▶ [Goal]: Print the records again, character for character.

▶ [Records provided]:
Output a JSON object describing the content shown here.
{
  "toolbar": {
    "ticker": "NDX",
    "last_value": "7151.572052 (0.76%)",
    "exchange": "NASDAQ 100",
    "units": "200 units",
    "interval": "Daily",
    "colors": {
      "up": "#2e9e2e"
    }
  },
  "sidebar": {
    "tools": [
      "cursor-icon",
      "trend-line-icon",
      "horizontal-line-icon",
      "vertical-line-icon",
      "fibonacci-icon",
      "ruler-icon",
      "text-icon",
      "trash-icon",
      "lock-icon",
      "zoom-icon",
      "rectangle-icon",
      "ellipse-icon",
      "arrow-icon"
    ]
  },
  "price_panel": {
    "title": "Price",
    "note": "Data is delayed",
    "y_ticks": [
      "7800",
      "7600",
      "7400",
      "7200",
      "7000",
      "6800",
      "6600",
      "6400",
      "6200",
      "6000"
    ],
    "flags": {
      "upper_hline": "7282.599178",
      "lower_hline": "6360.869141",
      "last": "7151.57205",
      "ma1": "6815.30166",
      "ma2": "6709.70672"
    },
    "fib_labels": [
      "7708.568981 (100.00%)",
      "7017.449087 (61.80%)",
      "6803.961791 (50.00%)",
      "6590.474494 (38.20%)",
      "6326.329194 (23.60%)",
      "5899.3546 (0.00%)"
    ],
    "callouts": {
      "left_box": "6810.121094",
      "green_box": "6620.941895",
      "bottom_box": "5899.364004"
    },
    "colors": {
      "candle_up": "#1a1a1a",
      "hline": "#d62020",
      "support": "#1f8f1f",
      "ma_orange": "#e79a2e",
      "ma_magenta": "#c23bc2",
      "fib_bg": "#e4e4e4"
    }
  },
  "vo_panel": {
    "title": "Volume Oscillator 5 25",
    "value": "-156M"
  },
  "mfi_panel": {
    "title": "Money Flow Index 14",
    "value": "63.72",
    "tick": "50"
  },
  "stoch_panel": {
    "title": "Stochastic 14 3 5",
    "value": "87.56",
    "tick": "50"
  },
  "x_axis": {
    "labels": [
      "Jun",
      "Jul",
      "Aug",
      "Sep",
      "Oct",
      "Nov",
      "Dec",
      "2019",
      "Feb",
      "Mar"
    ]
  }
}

▶ [Solution to the exercise]:
Output a JSON object describing the content shown here.
{
  "toolbar": {
    "ticker": "NDX",
    "last_value": "7151.572052 (0.76%)",
    "exchange": "NASDAQ 100",
    "units": "200 units",
    "interval": "Daily",
    "colors": {
      "up": "#2e9e2e"
    }
  },
  "sidebar": {
    "tools": [
      "cursor-icon",
      "trend-line-icon",
      "horizontal-line-icon",
      "vertical-line-icon",
      "fibonacci-icon",
      "ruler-icon",
      "text-icon",
      "trash-icon",
      "lock-icon",
      "zoom-icon",
      "rectangle-icon",
      "ellipse-icon",
      "arrow-icon"
    ]
  },
  "price_panel": {
    "title": "Price",
    "note": "Data is delayed",
    "y_ticks": [
      "7800",
      "7600",
      "7400",
      "7200",
      "7000",
      "6800",
      "6600",
      "6400",
      "6200",
      "6000"
    ],
    "flags": {
      "upper_hline": "7282.599178",
      "lower_hline": "6360.869141",
      "last": "7151.57205",
      "ma1": "6815.30166",
      "ma2": "6709.70672"
    },
    "fib_labels": [
      "7708.568981 (100.00%)",
      "7017.449087 (61.80%)",
      "6803.961791 (50.00%)",
      "6590.474494 (38.20%)",
      "6326.329194 (23.60%)",
      "5899.3546 (0.00%)"
    ],
    "callouts": {
      "left_box": "6810.121094",
      "green_box": "6620.941895",
      "bottom_box": "5899.364004"
    },
    "colors": {
      "candle_up": "#1a1a1a",
      "hline": "#d62020",
      "support": "#1f8f1f",
      "ma_orange": "#e79a2e",
      "ma_magenta": "#c23bc2",
      "fib_bg": "#e4e4e4"
    }
  },
  "vo_panel": {
    "title": "Volume Oscillator 5 25",
    "value": "-156M"
  },
  "mfi_panel": {
    "title": "Money Flow Index 14",
    "value": "63.72",
    "tick": "50"
  },
  "stoch_panel": {
    "title": "Stochastic 14 3 5",
    "value": "87.56",
    "tick": "50"
  },
  "x_axis": {
    "labels": [
      "Jun",
      "Jul",
      "Aug",
      "Sep",
      "Oct",
      "Nov",
      "Dec",
      "2019",
      "Feb",
      "Mar"
    ]
  }
}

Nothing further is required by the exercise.